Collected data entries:
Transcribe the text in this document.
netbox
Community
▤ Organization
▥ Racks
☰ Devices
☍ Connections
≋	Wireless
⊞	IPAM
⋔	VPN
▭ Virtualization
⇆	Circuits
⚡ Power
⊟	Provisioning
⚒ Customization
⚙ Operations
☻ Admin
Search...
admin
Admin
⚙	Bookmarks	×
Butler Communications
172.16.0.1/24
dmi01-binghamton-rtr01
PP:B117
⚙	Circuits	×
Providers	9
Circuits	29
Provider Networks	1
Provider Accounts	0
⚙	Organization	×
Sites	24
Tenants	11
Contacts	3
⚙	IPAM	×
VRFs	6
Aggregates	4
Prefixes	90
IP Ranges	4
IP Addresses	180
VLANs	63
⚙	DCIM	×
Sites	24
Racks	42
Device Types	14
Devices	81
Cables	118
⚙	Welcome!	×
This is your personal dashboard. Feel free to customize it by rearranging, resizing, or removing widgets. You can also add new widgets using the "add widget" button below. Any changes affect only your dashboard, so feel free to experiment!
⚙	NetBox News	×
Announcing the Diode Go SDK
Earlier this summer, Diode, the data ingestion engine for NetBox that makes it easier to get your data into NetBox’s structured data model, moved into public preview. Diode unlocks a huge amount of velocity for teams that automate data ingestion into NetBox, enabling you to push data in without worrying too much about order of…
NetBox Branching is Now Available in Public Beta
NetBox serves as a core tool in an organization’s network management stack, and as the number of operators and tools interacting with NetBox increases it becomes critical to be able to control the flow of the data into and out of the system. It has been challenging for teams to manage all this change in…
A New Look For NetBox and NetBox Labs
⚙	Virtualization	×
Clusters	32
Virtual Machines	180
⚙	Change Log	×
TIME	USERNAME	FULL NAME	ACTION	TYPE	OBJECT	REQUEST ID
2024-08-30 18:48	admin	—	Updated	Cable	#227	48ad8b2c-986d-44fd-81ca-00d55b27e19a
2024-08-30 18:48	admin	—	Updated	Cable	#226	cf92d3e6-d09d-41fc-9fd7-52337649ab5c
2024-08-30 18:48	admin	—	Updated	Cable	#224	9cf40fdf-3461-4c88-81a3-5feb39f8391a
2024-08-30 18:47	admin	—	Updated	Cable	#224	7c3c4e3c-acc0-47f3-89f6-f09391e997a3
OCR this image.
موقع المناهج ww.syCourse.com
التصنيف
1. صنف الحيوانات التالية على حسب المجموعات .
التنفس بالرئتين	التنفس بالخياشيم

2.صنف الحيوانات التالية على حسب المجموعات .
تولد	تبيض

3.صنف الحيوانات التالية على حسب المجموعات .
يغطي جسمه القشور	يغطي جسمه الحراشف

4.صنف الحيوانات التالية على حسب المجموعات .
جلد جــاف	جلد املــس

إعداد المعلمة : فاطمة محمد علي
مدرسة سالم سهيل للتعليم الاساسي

- _Directions for this task_
Recopy the entries above in their entirety, exactly.

- _Completed exercise_
Transcribe the text in this document.
netbox
Community
▤ Organization
▥ Racks
☰ Devices
☍ Connections
≋	Wireless
⊞	IPAM
⋔	VPN
▭ Virtualization
⇆	Circuits
⚡ Power
⊟	Provisioning
⚒ Customization
⚙ Operations
☻ Admin
Search...
admin
Admin
⚙	Bookmarks	×
Butler Communications
172.16.0.1/24
dmi01-binghamton-rtr01
PP:B117
⚙	Circuits	×
Providers	9
Circuits	29
Provider Networks	1
Provider Accounts	0
⚙	Organization	×
Sites	24
Tenants	11
Contacts	3
⚙	IPAM	×
VRFs	6
Aggregates	4
Prefixes	90
IP Ranges	4
IP Addresses	180
VLANs	63
⚙	DCIM	×
Sites	24
Racks	42
Device Types	14
Devices	81
Cables	118
⚙	Welcome!	×
This is your personal dashboard. Feel free to customize it by rearranging, resizing, or removing widgets. You can also add new widgets using the "add widget" button below. Any changes affect only your dashboard, so feel free to experiment!
⚙	NetBox News	×
Announcing the Diode Go SDK
Earlier this summer, Diode, the data ingestion engine for NetBox that makes it easier to get your data into NetBox’s structured data model, moved into public preview. Diode unlocks a huge amount of velocity for teams that automate data ingestion into NetBox, enabling you to push data in without worrying too much about order of…
NetBox Branching is Now Available in Public Beta
NetBox serves as a core tool in an organization’s network management stack, and as the number of operators and tools interacting with NetBox increases it becomes critical to be able to control the flow of the data into and out of the system. It has been challenging for teams to manage all this change in…
A New Look For NetBox and NetBox Labs
⚙	Virtualization	×
Clusters	32
Virtual Machines	180
⚙	Change Log	×
TIME	USERNAME	FULL NAME	ACTION	TYPE	OBJECT	REQUEST ID
2024-08-30 18:48	admin	—	Updated	Cable	#227	48ad8b2c-986d-44fd-81ca-00d55b27e19a
2024-08-30 18:48	admin	—	Updated	Cable	#226	cf92d3e6-d09d-41fc-9fd7-52337649ab5c
2024-08-30 18:48	admin	—	Updated	Cable	#224	9cf40fdf-3461-4c88-81a3-5feb39f8391a
2024-08-30 18:47	admin	—	Updated	Cable	#224	7c3c4e3c-acc0-47f3-89f6-f09391e997a3
OCR this image.
موقع المناهج ww.syCourse.com
التصنيف
1. صنف الحيوانات التالية على حسب المجموعات .
التنفس بالرئتين	التنفس بالخياشيم

2.صنف الحيوانات التالية على حسب المجموعات .
تولد	تبيض

3.صنف الحيوانات التالية على حسب المجموعات .
يغطي جسمه القشور	يغطي جسمه الحراشف

4.صنف الحيوانات التالية على حسب المجموعات .
جلد جــاف	جلد املــس

إعداد المعلمة : فاطمة محمد علي
مدرسة سالم سهيل للتعليم الاساسي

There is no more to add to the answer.